▸ **DATA FOR ANALYSIS**
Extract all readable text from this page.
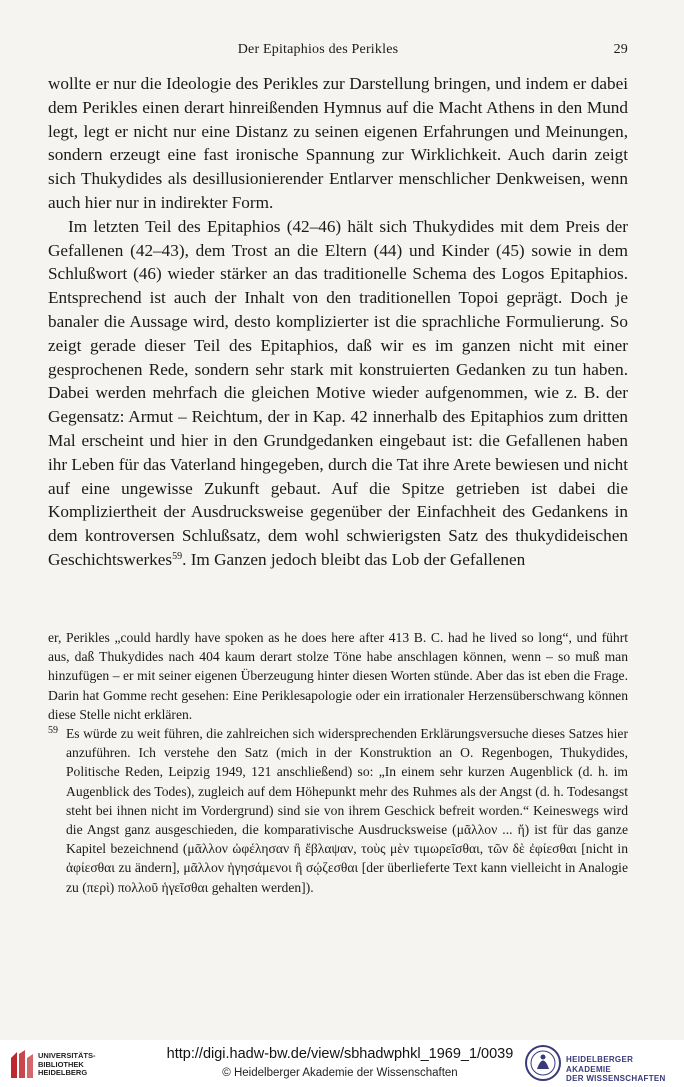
Der Epitaphios des Perikles	29

wollte er nur die Ideologie des Perikles zur Darstellung bringen, und indem er dabei dem Perikles einen derart hinreißenden Hymnus auf die Macht Athens in den Mund legt, legt er nicht nur eine Distanz zu seinen eigenen Erfahrungen und Meinungen, sondern erzeugt eine fast ironische Spannung zur Wirklichkeit. Auch darin zeigt sich Thukydides als desillusionierender Entlarver menschlicher Denkweisen, wenn auch hier nur in indirekter Form.

Im letzten Teil des Epitaphios (42–46) hält sich Thukydides mit dem Preis der Gefallenen (42–43), dem Trost an die Eltern (44) und Kinder (45) sowie in dem Schlußwort (46) wieder stärker an das traditionelle Schema des Logos Epitaphios. Entsprechend ist auch der Inhalt von den traditionellen Topoi geprägt. Doch je banaler die Aussage wird, desto komplizierter ist die sprachliche Formulierung. So zeigt gerade dieser Teil des Epitaphios, daß wir es im ganzen nicht mit einer gesprochenen Rede, sondern sehr stark mit konstruierten Gedanken zu tun haben. Dabei werden mehrfach die gleichen Motive wieder aufgenommen, wie z. B. der Gegensatz: Armut – Reichtum, der in Kap. 42 innerhalb des Epitaphios zum dritten Mal erscheint und hier in den Grundgedanken eingebaut ist: die Gefallenen haben ihr Leben für das Vaterland hingegeben, durch die Tat ihre Arete bewiesen und nicht auf eine ungewisse Zukunft gebaut. Auf die Spitze getrieben ist dabei die Kompliziertheit der Ausdrucksweise gegenüber der Einfachheit des Gedankens in dem kontroversen Schlußsatz, dem wohl schwierigsten Satz des thukydideischen Geschichtswerkes$^{59}$. Im Ganzen jedoch bleibt das Lob der Gefallenen

er, Perikles „could hardly have spoken as he does here after 413 B. C. had he lived so long“, und führt aus, daß Thukydides nach 404 kaum derart stolze Töne habe anschlagen können, wenn – so muß man hinzufügen – er mit seiner eigenen Überzeugung hinter diesen Worten stünde. Aber das ist eben die Frage. Darin hat Gomme recht gesehen: Eine Periklesapologie oder ein irrationaler Herzensüberschwang können diese Stelle nicht erklären.

59 Es würde zu weit führen, die zahlreichen sich widersprechenden Erklärungsversuche dieses Satzes hier anzuführen. Ich verstehe den Satz (mich in der Konstruktion an O. Regenbogen, Thukydides, Politische Reden, Leipzig 1949, 121 anschließend) so: „In einem sehr kurzen Augenblick (d. h. im Augenblick des Todes), zugleich auf dem Höhepunkt mehr des Ruhmes als der Angst (d. h. Todesangst steht bei ihnen nicht im Vordergrund) sind sie von ihrem Geschick befreit worden.“ Keineswegs wird die Angst ganz ausgeschieden, die komparativische Ausdrucksweise (μᾶλλον ... ἤ) ist für das ganze Kapitel bezeichnend (μᾶλλον ὠφέλησαν ἢ ἔβλαψαν, τοὺς μὲν τιμωρεῖσθαι, τῶν δὲ ἐφίεσθαι [nicht in ἀφίεσθαι zu ändern], μᾶλλον ἡγησάμενοι ἢ σῴζεσθαι [der überlieferte Text kann vielleicht in Analogie zu (περὶ) πολλοῦ ἡγεῖσθαι gehalten werden]).

UNIVERSITÄTS-
BIBLIOTHEK
HEIDELBERG
http://digi.hadw-bw.de/view/sbhadwphkl_1969_1/0039
© Heidelberger Akademie der Wissenschaften
HEIDELBERGER AKADEMIE
DER WISSENSCHAFTEN
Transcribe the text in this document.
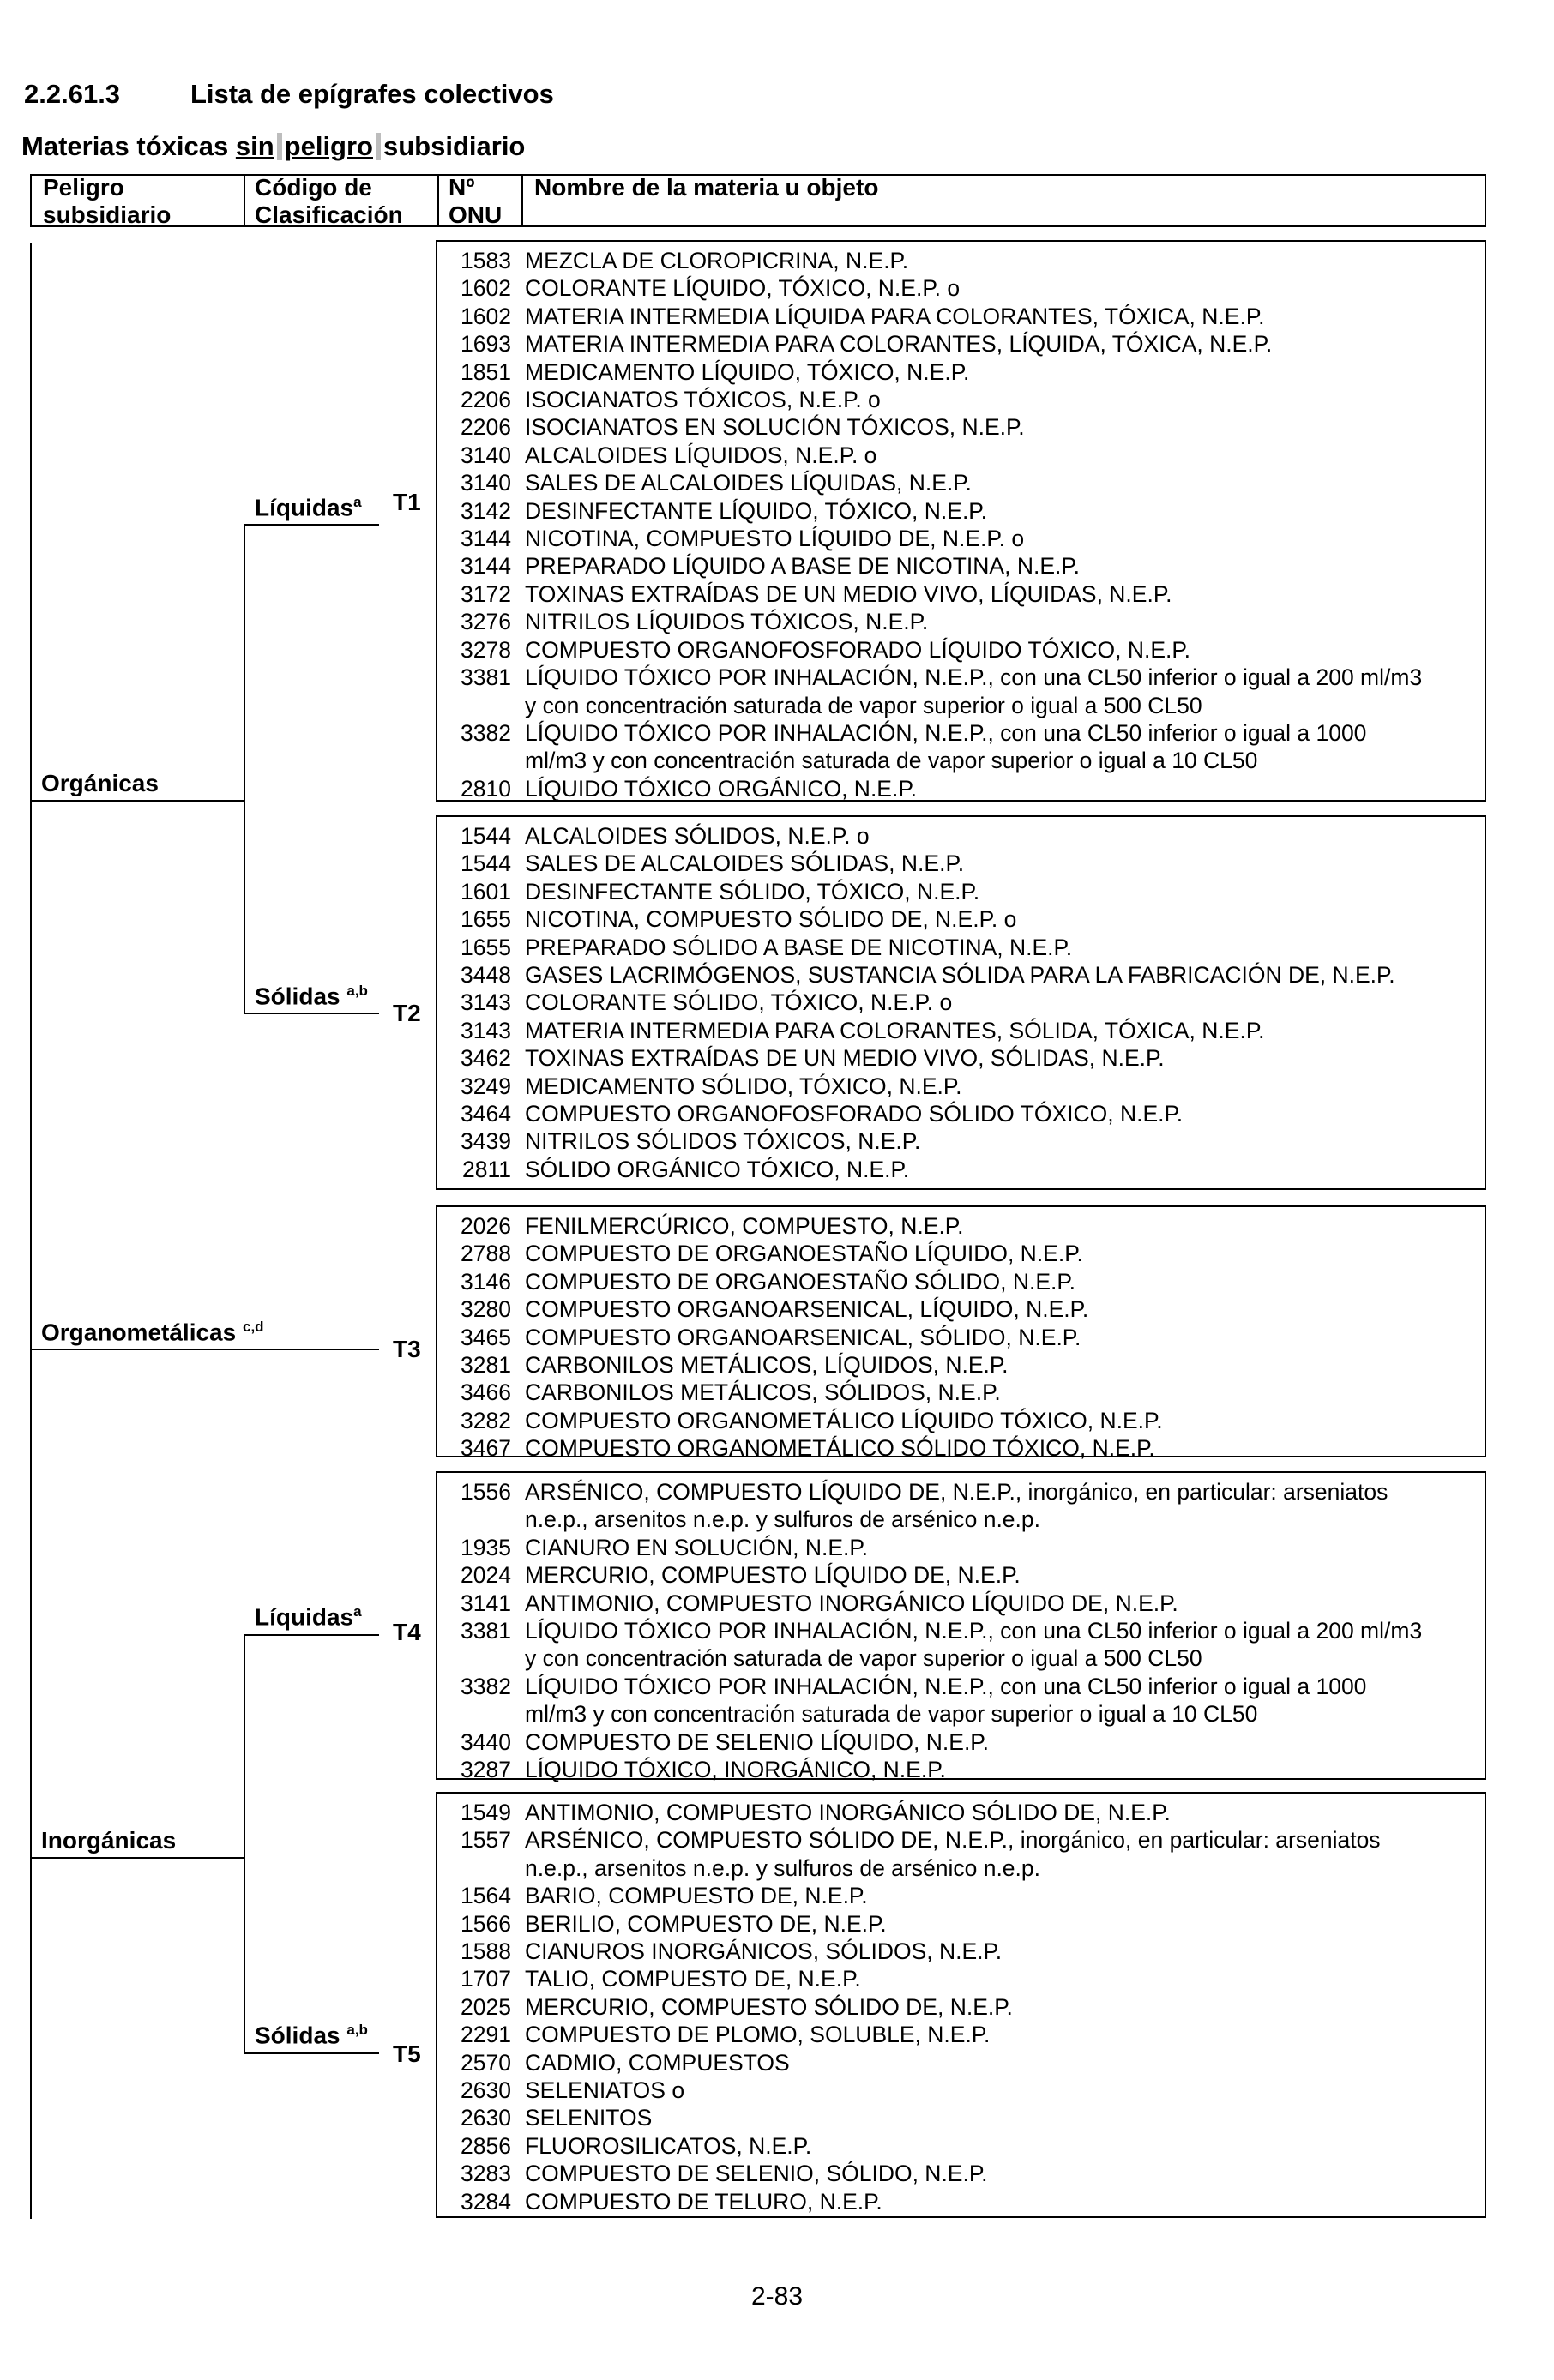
2.2.61.3	Lista de epígrafes colectivos
Materias tóxicas sin peligro subsidiario
Peligro
subsidiario
Código de
Clasificación
Nº
ONU
Nombre de la materia u objeto
Orgánicas
Organometálicas $^{c,d}$
Inorgánicas
Líquidas$^a$
Sólidas $^{a,b}$
Líquidas$^a$
Sólidas $^{a,b}$
T1
T2
T3
T4
T5
1583 MEZCLA DE CLOROPICRINA, N.E.P.
1602 COLORANTE LÍQUIDO, TÓXICO, N.E.P. o
1602 MATERIA INTERMEDIA LÍQUIDA PARA COLORANTES, TÓXICA, N.E.P.
1693 MATERIA INTERMEDIA PARA COLORANTES, LÍQUIDA, TÓXICA, N.E.P.
1851 MEDICAMENTO LÍQUIDO, TÓXICO, N.E.P.
2206 ISOCIANATOS TÓXICOS, N.E.P. o
2206 ISOCIANATOS EN SOLUCIÓN TÓXICOS, N.E.P.
3140 ALCALOIDES LÍQUIDOS, N.E.P. o
3140 SALES DE ALCALOIDES LÍQUIDAS, N.E.P.
3142 DESINFECTANTE LÍQUIDO, TÓXICO, N.E.P.
3144 NICOTINA, COMPUESTO LÍQUIDO DE, N.E.P. o
3144 PREPARADO LÍQUIDO A BASE DE NICOTINA, N.E.P.
3172 TOXINAS EXTRAÍDAS DE UN MEDIO VIVO, LÍQUIDAS, N.E.P.
3276 NITRILOS LÍQUIDOS TÓXICOS, N.E.P.
3278 COMPUESTO ORGANOFOSFORADO LÍQUIDO TÓXICO, N.E.P.
3381 LÍQUIDO TÓXICO POR INHALACIÓN, N.E.P., con una CL50 inferior o igual a 200 ml/m3
y con concentración saturada de vapor superior o igual a 500 CL50
3382 LÍQUIDO TÓXICO POR INHALACIÓN, N.E.P., con una CL50 inferior o igual a 1000
ml/m3 y con concentración saturada de vapor superior o igual a 10 CL50
2810 LÍQUIDO TÓXICO ORGÁNICO, N.E.P.
1544 ALCALOIDES SÓLIDOS, N.E.P. o
1544 SALES DE ALCALOIDES SÓLIDAS, N.E.P.
1601 DESINFECTANTE SÓLIDO, TÓXICO, N.E.P.
1655 NICOTINA, COMPUESTO SÓLIDO DE, N.E.P. o
1655 PREPARADO SÓLIDO A BASE DE NICOTINA, N.E.P.
3448 GASES LACRIMÓGENOS, SUSTANCIA SÓLIDA PARA LA FABRICACIÓN DE, N.E.P.
3143 COLORANTE SÓLIDO, TÓXICO, N.E.P. o
3143 MATERIA INTERMEDIA PARA COLORANTES, SÓLIDA, TÓXICA, N.E.P.
3462 TOXINAS EXTRAÍDAS DE UN MEDIO VIVO, SÓLIDAS, N.E.P.
3249 MEDICAMENTO SÓLIDO, TÓXICO, N.E.P.
3464 COMPUESTO ORGANOFOSFORADO SÓLIDO TÓXICO, N.E.P.
3439 NITRILOS SÓLIDOS TÓXICOS, N.E.P.
2811 SÓLIDO ORGÁNICO TÓXICO, N.E.P.
2026 FENILMERCÚRICO, COMPUESTO, N.E.P.
2788 COMPUESTO DE ORGANOESTAÑO LÍQUIDO, N.E.P.
3146 COMPUESTO DE ORGANOESTAÑO SÓLIDO, N.E.P.
3280 COMPUESTO ORGANOARSENICAL, LÍQUIDO, N.E.P.
3465 COMPUESTO ORGANOARSENICAL, SÓLIDO, N.E.P.
3281 CARBONILOS METÁLICOS, LÍQUIDOS, N.E.P.
3466 CARBONILOS METÁLICOS, SÓLIDOS, N.E.P.
3282 COMPUESTO ORGANOMETÁLICO LÍQUIDO TÓXICO, N.E.P.
3467 COMPUESTO ORGANOMETÁLICO SÓLIDO TÓXICO, N.E.P.
1556 ARSÉNICO, COMPUESTO LÍQUIDO DE, N.E.P., inorgánico, en particular: arseniatos
n.e.p., arsenitos n.e.p. y sulfuros de arsénico n.e.p.
1935 CIANURO EN SOLUCIÓN, N.E.P.
2024 MERCURIO, COMPUESTO LÍQUIDO DE, N.E.P.
3141 ANTIMONIO, COMPUESTO INORGÁNICO LÍQUIDO DE, N.E.P.
3381 LÍQUIDO TÓXICO POR INHALACIÓN, N.E.P., con una CL50 inferior o igual a 200 ml/m3
y con concentración saturada de vapor superior o igual a 500 CL50
3382 LÍQUIDO TÓXICO POR INHALACIÓN, N.E.P., con una CL50 inferior o igual a 1000
ml/m3 y con concentración saturada de vapor superior o igual a 10 CL50
3440 COMPUESTO DE SELENIO LÍQUIDO, N.E.P.
3287 LÍQUIDO TÓXICO, INORGÁNICO, N.E.P.
1549 ANTIMONIO, COMPUESTO INORGÁNICO SÓLIDO DE, N.E.P.
1557 ARSÉNICO, COMPUESTO SÓLIDO DE, N.E.P., inorgánico, en particular: arseniatos
n.e.p., arsenitos n.e.p. y sulfuros de arsénico n.e.p.
1564 BARIO, COMPUESTO DE, N.E.P.
1566 BERILIO, COMPUESTO DE, N.E.P.
1588 CIANUROS INORGÁNICOS, SÓLIDOS, N.E.P.
1707 TALIO, COMPUESTO DE, N.E.P.
2025 MERCURIO, COMPUESTO SÓLIDO DE, N.E.P.
2291 COMPUESTO DE PLOMO, SOLUBLE, N.E.P.
2570 CADMIO, COMPUESTOS
2630 SELENIATOS o
2630 SELENITOS
2856 FLUOROSILICATOS, N.E.P.
3283 COMPUESTO DE SELENIO, SÓLIDO, N.E.P.
3284 COMPUESTO DE TELURO, N.E.P.
2-83
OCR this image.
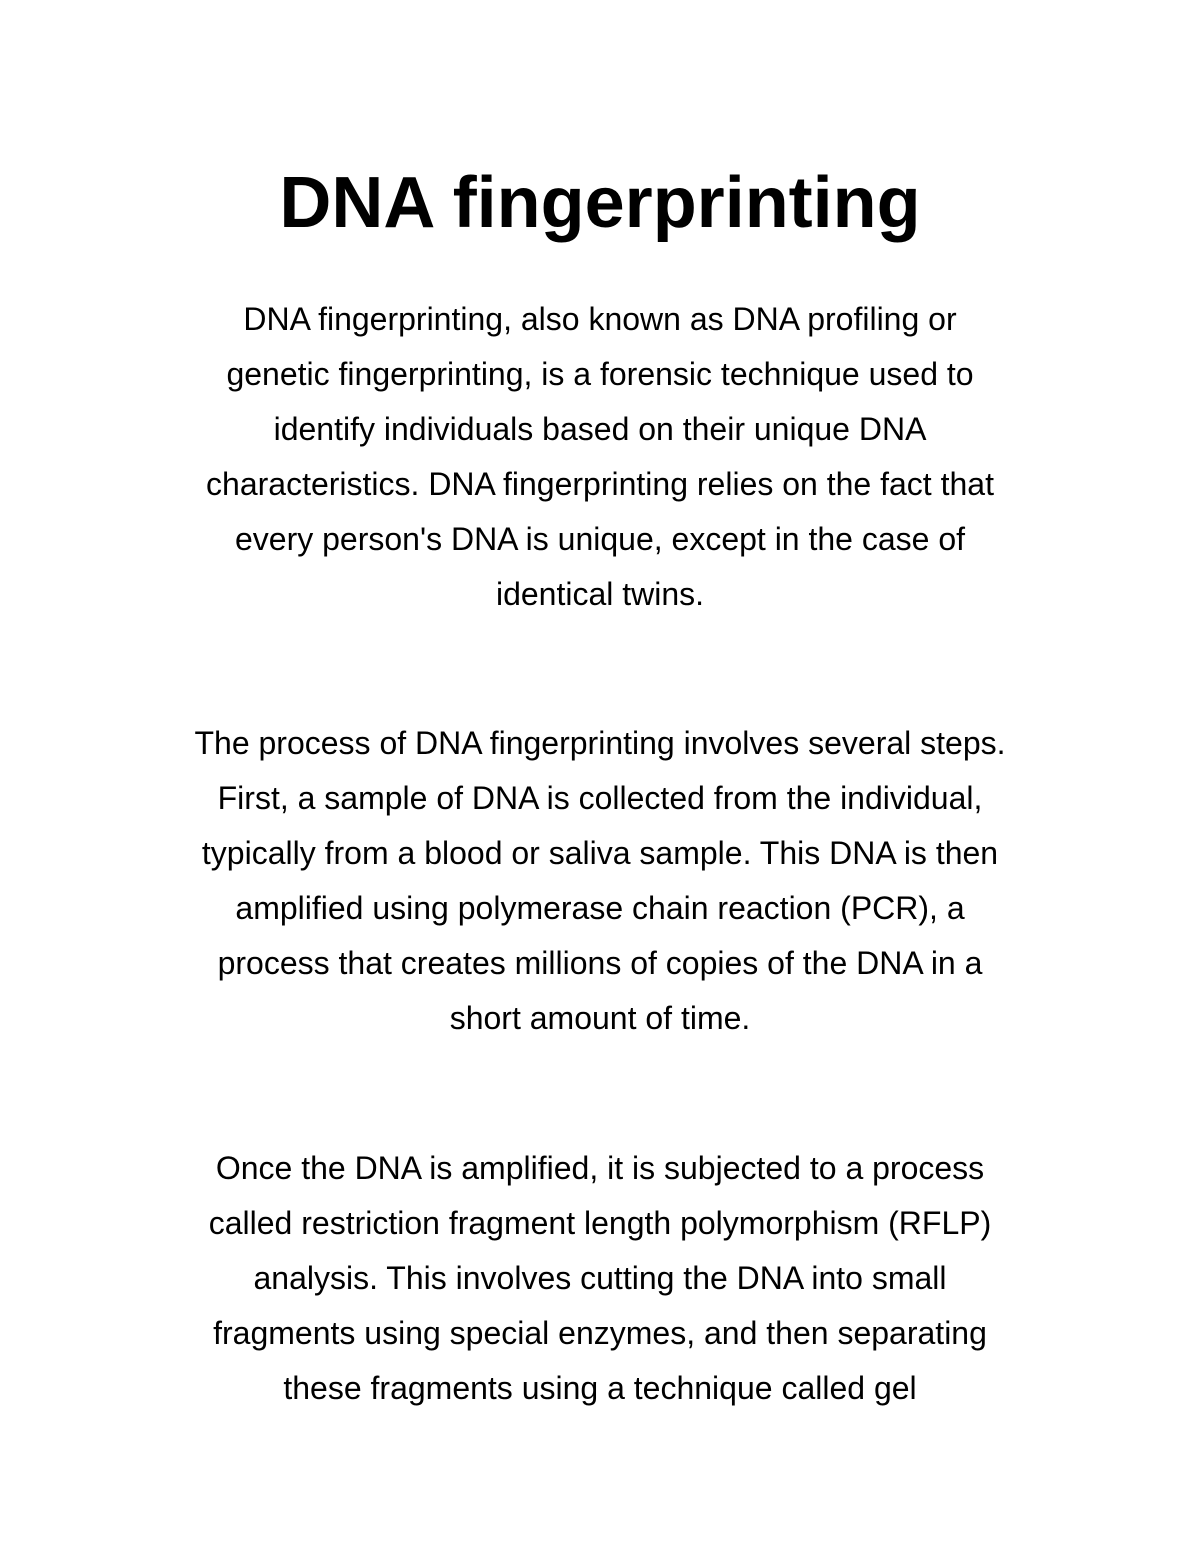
DNA fingerprinting
DNA fingerprinting, also known as DNA profiling or
genetic fingerprinting, is a forensic technique used to
identify individuals based on their unique DNA
characteristics. DNA fingerprinting relies on the fact that
every person's DNA is unique, except in the case of
identical twins.
The process of DNA fingerprinting involves several steps.
First, a sample of DNA is collected from the individual,
typically from a blood or saliva sample. This DNA is then
amplified using polymerase chain reaction (PCR), a
process that creates millions of copies of the DNA in a
short amount of time.
Once the DNA is amplified, it is subjected to a process
called restriction fragment length polymorphism (RFLP)
analysis. This involves cutting the DNA into small
fragments using special enzymes, and then separating
these fragments using a technique called gel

▸ **PROMPT**
Starting at the line that contains "OCR this image.", retype each line through the final one in the listing, with both ends kept and the pictures omitted.

▸ **WRITTEN SOLUTION**
OCR this image.
DNA fingerprinting
DNA fingerprinting, also known as DNA profiling or
genetic fingerprinting, is a forensic technique used to
identify individuals based on their unique DNA
characteristics. DNA fingerprinting relies on the fact that
every person's DNA is unique, except in the case of
identical twins.
The process of DNA fingerprinting involves several steps.
First, a sample of DNA is collected from the individual,
typically from a blood or saliva sample. This DNA is then
amplified using polymerase chain reaction (PCR), a
process that creates millions of copies of the DNA in a
short amount of time.
Once the DNA is amplified, it is subjected to a process
called restriction fragment length polymorphism (RFLP)
analysis. This involves cutting the DNA into small
fragments using special enzymes, and then separating
these fragments using a technique called gel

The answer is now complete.